TO BE DONE ::
Which lines contain the string "true"? Please list every one of them.

___

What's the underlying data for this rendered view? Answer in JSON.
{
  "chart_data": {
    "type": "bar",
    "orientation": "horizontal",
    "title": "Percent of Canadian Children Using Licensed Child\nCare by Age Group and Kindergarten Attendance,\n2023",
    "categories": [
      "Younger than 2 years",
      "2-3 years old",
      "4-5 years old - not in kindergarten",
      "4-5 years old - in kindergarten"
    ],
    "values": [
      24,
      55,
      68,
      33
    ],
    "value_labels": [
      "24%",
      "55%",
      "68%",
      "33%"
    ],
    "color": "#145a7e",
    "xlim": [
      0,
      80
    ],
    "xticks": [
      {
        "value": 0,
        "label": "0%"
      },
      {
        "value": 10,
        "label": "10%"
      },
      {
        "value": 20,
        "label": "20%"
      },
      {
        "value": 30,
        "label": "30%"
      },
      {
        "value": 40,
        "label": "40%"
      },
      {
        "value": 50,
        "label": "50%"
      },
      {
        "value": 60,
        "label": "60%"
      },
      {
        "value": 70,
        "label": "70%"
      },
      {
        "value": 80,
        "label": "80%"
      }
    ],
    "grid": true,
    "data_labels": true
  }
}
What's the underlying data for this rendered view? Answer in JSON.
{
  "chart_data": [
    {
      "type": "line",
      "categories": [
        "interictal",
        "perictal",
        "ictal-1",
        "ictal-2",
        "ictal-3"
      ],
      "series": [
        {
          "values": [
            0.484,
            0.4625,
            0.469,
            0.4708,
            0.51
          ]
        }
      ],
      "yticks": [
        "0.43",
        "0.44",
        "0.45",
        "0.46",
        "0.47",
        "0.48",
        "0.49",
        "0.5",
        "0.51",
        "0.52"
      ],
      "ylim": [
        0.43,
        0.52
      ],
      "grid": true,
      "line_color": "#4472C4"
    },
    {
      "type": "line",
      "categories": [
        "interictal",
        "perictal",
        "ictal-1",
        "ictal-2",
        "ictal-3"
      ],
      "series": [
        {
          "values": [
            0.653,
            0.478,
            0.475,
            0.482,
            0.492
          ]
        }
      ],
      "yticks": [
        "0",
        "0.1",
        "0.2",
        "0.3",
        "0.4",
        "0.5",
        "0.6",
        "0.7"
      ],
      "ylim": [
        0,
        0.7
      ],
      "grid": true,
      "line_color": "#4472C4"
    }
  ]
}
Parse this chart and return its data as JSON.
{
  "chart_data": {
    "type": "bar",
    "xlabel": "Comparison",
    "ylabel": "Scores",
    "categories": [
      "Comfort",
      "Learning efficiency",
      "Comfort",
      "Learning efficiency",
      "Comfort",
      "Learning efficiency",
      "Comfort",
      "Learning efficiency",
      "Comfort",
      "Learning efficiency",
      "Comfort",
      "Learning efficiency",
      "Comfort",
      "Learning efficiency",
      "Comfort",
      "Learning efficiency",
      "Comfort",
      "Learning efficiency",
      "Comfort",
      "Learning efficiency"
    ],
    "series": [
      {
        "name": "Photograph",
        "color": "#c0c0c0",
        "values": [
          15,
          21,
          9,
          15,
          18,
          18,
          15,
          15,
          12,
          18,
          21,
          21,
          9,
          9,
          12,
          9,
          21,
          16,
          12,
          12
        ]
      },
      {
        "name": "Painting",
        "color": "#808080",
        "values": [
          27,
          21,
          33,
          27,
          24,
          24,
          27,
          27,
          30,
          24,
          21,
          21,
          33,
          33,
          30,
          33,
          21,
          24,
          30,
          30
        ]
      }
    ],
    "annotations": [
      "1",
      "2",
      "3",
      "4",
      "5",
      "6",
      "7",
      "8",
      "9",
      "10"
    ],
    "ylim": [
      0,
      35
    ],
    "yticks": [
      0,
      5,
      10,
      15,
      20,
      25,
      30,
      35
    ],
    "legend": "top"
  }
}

___

TASK RESULT ::
    "grid": true,
    "data_labels": true
      "grid": true,
      "grid": true,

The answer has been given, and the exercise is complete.